* BEGIN Material provided *

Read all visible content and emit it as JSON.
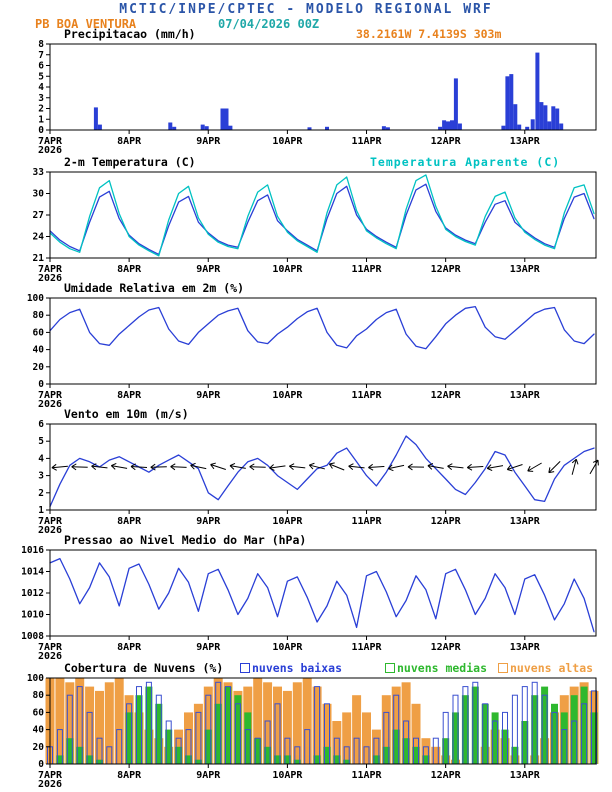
{
  "header": {
    "title": "MCTIC/INPE/CPTEC - MODELO REGIONAL WRF",
    "station": "PB BOA VENTURA",
    "run": "07/04/2026 00Z",
    "location": "38.2161W 7.4139S 303m"
  },
  "colors": {
    "header_blue": "#2b55a8",
    "teal": "#1fa8a8",
    "orange": "#e8821e",
    "series_blue": "#2a3fd6",
    "cyan": "#00c2c2",
    "green": "#2eb82e",
    "cloud_orange": "#ef9f45",
    "ink": "#000000"
  },
  "time_axis": {
    "xlim": [
      0,
      6.9
    ],
    "xticks": [
      0,
      1,
      2,
      3,
      4,
      5,
      6
    ],
    "xtick_labels": [
      "7APR",
      "8APR",
      "9APR",
      "10APR",
      "11APR",
      "12APR",
      "13APR"
    ],
    "year_label": "2026",
    "sample_start": 0,
    "sample_step": 0.125,
    "sample_count": 56
  },
  "chart_data": [
    {
      "name": "precipitation",
      "type": "bar",
      "title": "Precipitacao (mm/h)",
      "ylabel": "mm/h",
      "ylim": [
        0,
        8
      ],
      "yticks": [
        0,
        1,
        2,
        3,
        4,
        5,
        6,
        7,
        8
      ],
      "bar_color": "#2a3fd6",
      "bars": [
        [
          0.58,
          2.1
        ],
        [
          0.63,
          0.5
        ],
        [
          1.52,
          0.7
        ],
        [
          1.57,
          0.3
        ],
        [
          1.93,
          0.5
        ],
        [
          1.98,
          0.35
        ],
        [
          2.18,
          2.0
        ],
        [
          2.23,
          2.0
        ],
        [
          2.28,
          0.4
        ],
        [
          3.28,
          0.25
        ],
        [
          3.5,
          0.3
        ],
        [
          4.22,
          0.35
        ],
        [
          4.27,
          0.25
        ],
        [
          4.93,
          0.3
        ],
        [
          4.98,
          0.9
        ],
        [
          5.03,
          0.8
        ],
        [
          5.08,
          0.9
        ],
        [
          5.13,
          4.8
        ],
        [
          5.18,
          0.6
        ],
        [
          5.73,
          0.4
        ],
        [
          5.78,
          5.0
        ],
        [
          5.83,
          5.2
        ],
        [
          5.88,
          2.4
        ],
        [
          5.93,
          0.5
        ],
        [
          6.03,
          0.3
        ],
        [
          6.1,
          1.0
        ],
        [
          6.16,
          7.2
        ],
        [
          6.21,
          2.6
        ],
        [
          6.26,
          2.3
        ],
        [
          6.31,
          0.8
        ],
        [
          6.36,
          2.2
        ],
        [
          6.41,
          2.0
        ],
        [
          6.46,
          0.6
        ]
      ]
    },
    {
      "name": "temperature_2m",
      "type": "line",
      "title": "2-m Temperatura (C)",
      "legend_label": "Temperatura Aparente (C)",
      "ylim": [
        21,
        33
      ],
      "yticks": [
        21,
        24,
        27,
        30,
        33
      ],
      "series": [
        {
          "name": "2-m Temperatura (C)",
          "color": "#2a3fd6",
          "values": [
            24.8,
            23.5,
            22.6,
            22.0,
            26.0,
            29.5,
            30.3,
            26.5,
            24.2,
            23.0,
            22.2,
            21.5,
            25.5,
            28.8,
            29.6,
            26.0,
            24.5,
            23.4,
            22.8,
            22.5,
            26.0,
            29.0,
            29.8,
            26.2,
            24.8,
            23.6,
            22.8,
            22.0,
            26.5,
            30.0,
            31.0,
            27.0,
            25.0,
            24.0,
            23.2,
            22.5,
            27.0,
            30.5,
            31.3,
            27.5,
            25.2,
            24.2,
            23.5,
            23.0,
            26.0,
            28.5,
            29.0,
            26.0,
            24.8,
            23.8,
            23.0,
            22.5,
            26.5,
            29.5,
            30.0,
            26.5
          ]
        },
        {
          "name": "Temperatura Aparente (C)",
          "color": "#00c2c2",
          "values": [
            24.5,
            23.2,
            22.3,
            21.8,
            26.8,
            30.8,
            31.8,
            27.2,
            24.0,
            22.8,
            22.0,
            21.3,
            26.3,
            30.0,
            31.0,
            26.6,
            24.3,
            23.2,
            22.6,
            22.3,
            26.8,
            30.2,
            31.2,
            26.8,
            24.6,
            23.4,
            22.6,
            21.8,
            27.3,
            31.2,
            32.3,
            27.6,
            24.8,
            23.8,
            23.0,
            22.3,
            27.8,
            31.8,
            32.6,
            28.2,
            25.0,
            24.0,
            23.3,
            22.8,
            26.8,
            29.6,
            30.2,
            26.6,
            24.6,
            23.6,
            22.8,
            22.3,
            27.3,
            30.8,
            31.2,
            27.2
          ]
        }
      ]
    },
    {
      "name": "relative_humidity_2m",
      "type": "line",
      "title": "Umidade Relativa em 2m (%)",
      "ylim": [
        0,
        100
      ],
      "yticks": [
        0,
        20,
        40,
        60,
        80,
        100
      ],
      "series": [
        {
          "name": "Umidade Relativa em 2m",
          "color": "#2a3fd6",
          "values": [
            62,
            75,
            83,
            87,
            60,
            47,
            45,
            58,
            68,
            78,
            86,
            89,
            64,
            50,
            46,
            60,
            70,
            80,
            85,
            88,
            62,
            49,
            47,
            58,
            66,
            76,
            84,
            88,
            60,
            45,
            42,
            56,
            64,
            75,
            83,
            87,
            58,
            44,
            41,
            55,
            70,
            80,
            88,
            90,
            66,
            55,
            52,
            62,
            72,
            82,
            87,
            89,
            63,
            50,
            47,
            58
          ]
        }
      ]
    },
    {
      "name": "wind_10m",
      "type": "line",
      "title": "Vento em 10m (m/s)",
      "ylim": [
        1,
        6
      ],
      "yticks": [
        1,
        2,
        3,
        4,
        5,
        6
      ],
      "series": [
        {
          "name": "Vento em 10m",
          "color": "#2a3fd6",
          "values": [
            1.2,
            2.5,
            3.6,
            4.0,
            3.8,
            3.5,
            3.9,
            4.1,
            3.8,
            3.5,
            3.2,
            3.6,
            3.9,
            4.2,
            3.8,
            3.4,
            2.0,
            1.6,
            2.4,
            3.2,
            3.8,
            4.0,
            3.6,
            3.0,
            2.6,
            2.2,
            2.8,
            3.4,
            3.6,
            4.3,
            4.6,
            3.8,
            3.0,
            2.4,
            3.2,
            4.2,
            5.3,
            4.8,
            4.0,
            3.4,
            2.8,
            2.2,
            1.9,
            2.6,
            3.4,
            4.4,
            4.2,
            3.2,
            2.4,
            1.6,
            1.5,
            2.8,
            3.6,
            4.0,
            4.4,
            4.6
          ]
        }
      ],
      "barbs": {
        "y": 3.5,
        "x_start": 0.125,
        "x_step": 0.25,
        "color": "#000000",
        "angles": [
          175,
          182,
          186,
          190,
          184,
          178,
          183,
          192,
          198,
          190,
          182,
          172,
          186,
          194,
          202,
          186,
          176,
          168,
          181,
          190,
          186,
          176,
          170,
          162,
          150,
          135,
          -75,
          -60
        ]
      }
    },
    {
      "name": "mslp",
      "type": "line",
      "title": "Pressao ao Nivel Medio do Mar (hPa)",
      "ylim": [
        1008,
        1016
      ],
      "yticks": [
        1008,
        1010,
        1012,
        1014,
        1016
      ],
      "series": [
        {
          "name": "Pressao ao Nivel Medio do Mar",
          "color": "#2a3fd6",
          "values": [
            1014.8,
            1015.2,
            1013.3,
            1011.0,
            1012.5,
            1014.8,
            1013.5,
            1010.8,
            1014.3,
            1014.7,
            1012.8,
            1010.5,
            1012.0,
            1014.3,
            1013.0,
            1010.3,
            1013.8,
            1014.2,
            1012.3,
            1010.0,
            1011.5,
            1013.8,
            1012.5,
            1009.8,
            1013.1,
            1013.5,
            1011.6,
            1009.3,
            1010.8,
            1013.1,
            1011.8,
            1008.8,
            1013.6,
            1014.0,
            1012.1,
            1009.8,
            1011.3,
            1013.6,
            1012.3,
            1009.6,
            1013.8,
            1014.2,
            1012.3,
            1010.0,
            1011.5,
            1013.8,
            1012.5,
            1010.0,
            1013.3,
            1013.7,
            1011.8,
            1009.5,
            1011.0,
            1013.3,
            1011.5,
            1008.4
          ]
        }
      ]
    },
    {
      "name": "cloud_cover",
      "type": "bar",
      "title": "Cobertura de Nuvens (%)",
      "ylim": [
        0,
        100
      ],
      "yticks": [
        0,
        20,
        40,
        60,
        80,
        100
      ],
      "series": [
        {
          "name": "nuvens baixas",
          "color": "#3a4fd0",
          "style": "outline",
          "values": [
            20,
            40,
            80,
            90,
            60,
            30,
            20,
            40,
            70,
            90,
            95,
            80,
            50,
            30,
            40,
            60,
            80,
            95,
            90,
            70,
            40,
            30,
            50,
            70,
            30,
            20,
            40,
            90,
            70,
            30,
            20,
            30,
            20,
            30,
            60,
            80,
            50,
            30,
            20,
            30,
            60,
            80,
            90,
            95,
            70,
            50,
            60,
            80,
            90,
            95,
            80,
            60,
            40,
            50,
            70,
            85
          ]
        },
        {
          "name": "nuvens medias",
          "color": "#2eb82e",
          "style": "fill",
          "values": [
            0,
            10,
            30,
            20,
            10,
            5,
            0,
            0,
            60,
            80,
            90,
            70,
            40,
            20,
            10,
            5,
            40,
            70,
            90,
            80,
            60,
            30,
            20,
            10,
            10,
            5,
            0,
            10,
            20,
            10,
            5,
            0,
            0,
            10,
            20,
            40,
            30,
            20,
            10,
            0,
            30,
            60,
            80,
            90,
            70,
            60,
            40,
            20,
            50,
            80,
            90,
            70,
            60,
            80,
            90,
            60
          ]
        },
        {
          "name": "nuvens altas",
          "color": "#ef9f45",
          "style": "fill",
          "values": [
            100,
            100,
            95,
            100,
            90,
            85,
            95,
            100,
            80,
            60,
            40,
            30,
            20,
            40,
            60,
            70,
            90,
            100,
            95,
            85,
            90,
            100,
            95,
            90,
            85,
            95,
            100,
            90,
            70,
            50,
            60,
            80,
            60,
            40,
            80,
            90,
            95,
            70,
            30,
            20,
            10,
            5,
            0,
            0,
            20,
            40,
            30,
            10,
            0,
            10,
            30,
            60,
            80,
            90,
            95,
            85
          ]
        }
      ]
    }
  ]
}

* END Material provided *

In the entries above, find each line with the word "Vento" and show it.

      "title": "Vento em 10m (m/s)",
          "name": "Vento em 10m",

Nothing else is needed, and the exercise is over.